[Dataset items]
==============================

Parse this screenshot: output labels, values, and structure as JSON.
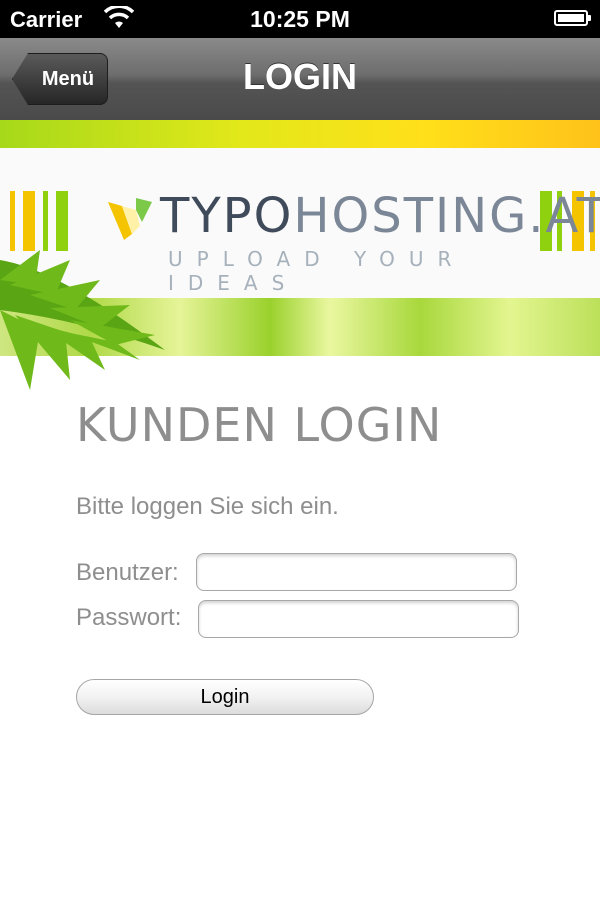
{
  "status_bar": {
    "carrier": "Carrier",
    "time": "10:25 PM",
    "wifi_icon": "wifi-icon",
    "battery_icon": "battery-icon"
  },
  "nav": {
    "back_label": "Menü",
    "title": "LOGIN"
  },
  "banner": {
    "logo_part1": "TYPO",
    "logo_part2": "HOSTING.AT",
    "tagline": "UPLOAD YOUR IDEAS",
    "colors": {
      "green": "#8fd00f",
      "yellow": "#f5c400",
      "dark_text": "#3f4a5b"
    }
  },
  "form": {
    "heading": "KUNDEN LOGIN",
    "intro": "Bitte loggen Sie sich ein.",
    "user_label": "Benutzer:",
    "user_value": "",
    "password_label": "Passwort:",
    "password_value": "",
    "submit_label": "Login"
  }
}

==============================

What you should do
Copy out the entries verbatim and leave the images out.

In response
Parse this screenshot: output labels, values, and structure as JSON.
{
  "status_bar": {
    "carrier": "Carrier",
    "time": "10:25 PM",
    "wifi_icon": "wifi-icon",
    "battery_icon": "battery-icon"
  },
  "nav": {
    "back_label": "Menü",
    "title": "LOGIN"
  },
  "banner": {
    "logo_part1": "TYPO",
    "logo_part2": "HOSTING.AT",
    "tagline": "UPLOAD YOUR IDEAS",
    "colors": {
      "green": "#8fd00f",
      "yellow": "#f5c400",
      "dark_text": "#3f4a5b"
    }
  },
  "form": {
    "heading": "KUNDEN LOGIN",
    "intro": "Bitte loggen Sie sich ein.",
    "user_label": "Benutzer:",
    "user_value": "",
    "password_label": "Passwort:",
    "password_value": "",
    "submit_label": "Login"
  }
}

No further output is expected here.